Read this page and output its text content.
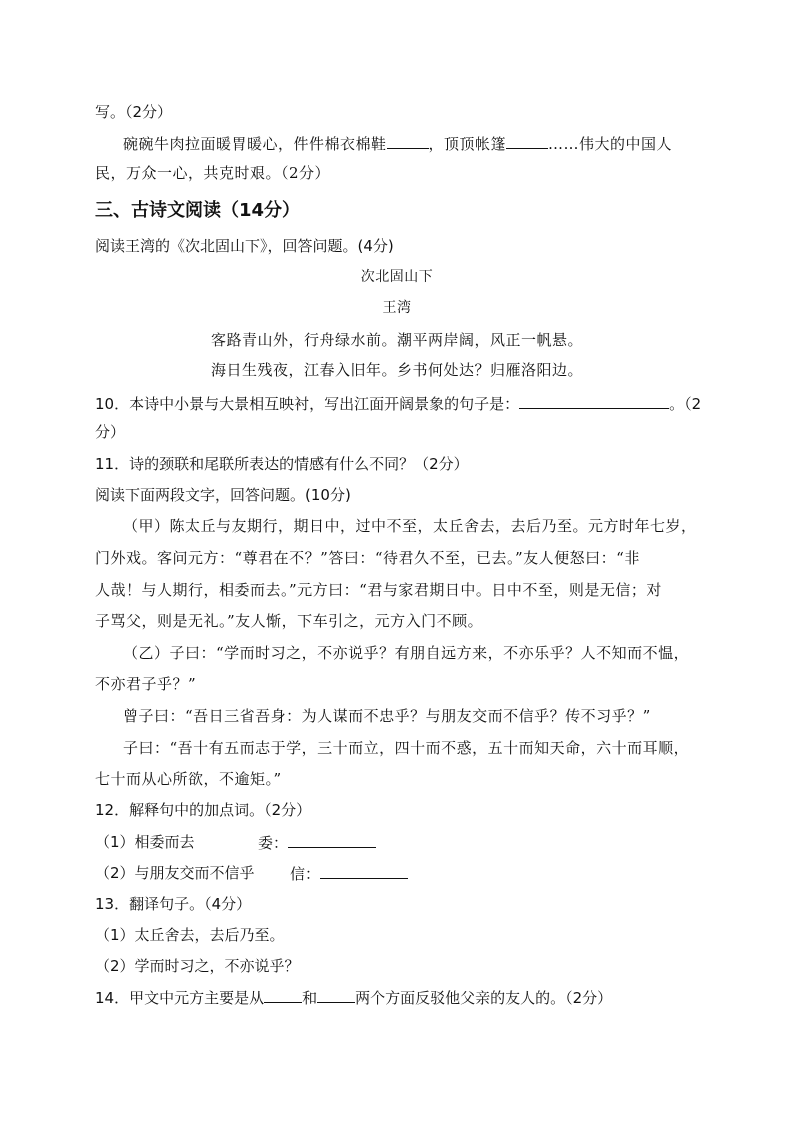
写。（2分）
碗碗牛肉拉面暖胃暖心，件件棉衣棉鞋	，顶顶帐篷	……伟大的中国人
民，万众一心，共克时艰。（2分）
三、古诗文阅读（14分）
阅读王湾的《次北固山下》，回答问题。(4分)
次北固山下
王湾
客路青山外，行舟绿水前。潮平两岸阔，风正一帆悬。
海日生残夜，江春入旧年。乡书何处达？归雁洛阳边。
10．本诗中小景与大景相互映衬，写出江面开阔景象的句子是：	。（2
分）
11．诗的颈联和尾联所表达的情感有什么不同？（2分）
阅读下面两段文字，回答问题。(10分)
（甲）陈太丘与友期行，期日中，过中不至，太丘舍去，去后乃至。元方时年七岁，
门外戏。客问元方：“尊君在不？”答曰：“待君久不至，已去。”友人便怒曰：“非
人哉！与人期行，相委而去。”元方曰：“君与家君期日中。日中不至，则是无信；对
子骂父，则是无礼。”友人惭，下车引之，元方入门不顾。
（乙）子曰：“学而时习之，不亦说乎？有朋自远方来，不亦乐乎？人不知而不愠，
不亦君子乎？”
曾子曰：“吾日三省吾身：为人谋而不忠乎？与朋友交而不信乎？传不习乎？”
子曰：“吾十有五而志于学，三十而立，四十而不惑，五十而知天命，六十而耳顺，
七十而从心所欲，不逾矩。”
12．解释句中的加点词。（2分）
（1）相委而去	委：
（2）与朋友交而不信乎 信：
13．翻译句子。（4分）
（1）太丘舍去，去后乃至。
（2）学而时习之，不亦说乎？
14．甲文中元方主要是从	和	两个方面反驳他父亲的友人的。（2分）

▸ GIVEN PROBLEM:
Reproduce the full material exactly, excluding the pictures.

▸ THE REPLY:
Read this page and output its text content.
写。（2分）
碗碗牛肉拉面暖胃暖心，件件棉衣棉鞋	，顶顶帐篷	……伟大的中国人
民，万众一心，共克时艰。（2分）
三、古诗文阅读（14分）
阅读王湾的《次北固山下》，回答问题。(4分)
次北固山下
王湾
客路青山外，行舟绿水前。潮平两岸阔，风正一帆悬。
海日生残夜，江春入旧年。乡书何处达？归雁洛阳边。
10．本诗中小景与大景相互映衬，写出江面开阔景象的句子是：	。（2
分）
11．诗的颈联和尾联所表达的情感有什么不同？（2分）
阅读下面两段文字，回答问题。(10分)
（甲）陈太丘与友期行，期日中，过中不至，太丘舍去，去后乃至。元方时年七岁，
门外戏。客问元方：“尊君在不？”答曰：“待君久不至，已去。”友人便怒曰：“非
人哉！与人期行，相委而去。”元方曰：“君与家君期日中。日中不至，则是无信；对
子骂父，则是无礼。”友人惭，下车引之，元方入门不顾。
（乙）子曰：“学而时习之，不亦说乎？有朋自远方来，不亦乐乎？人不知而不愠，
不亦君子乎？”
曾子曰：“吾日三省吾身：为人谋而不忠乎？与朋友交而不信乎？传不习乎？”
子曰：“吾十有五而志于学，三十而立，四十而不惑，五十而知天命，六十而耳顺，
七十而从心所欲，不逾矩。”
12．解释句中的加点词。（2分）
（1）相委而去	委：
（2）与朋友交而不信乎 信：
13．翻译句子。（4分）
（1）太丘舍去，去后乃至。
（2）学而时习之，不亦说乎？
14．甲文中元方主要是从	和	两个方面反驳他父亲的友人的。（2分）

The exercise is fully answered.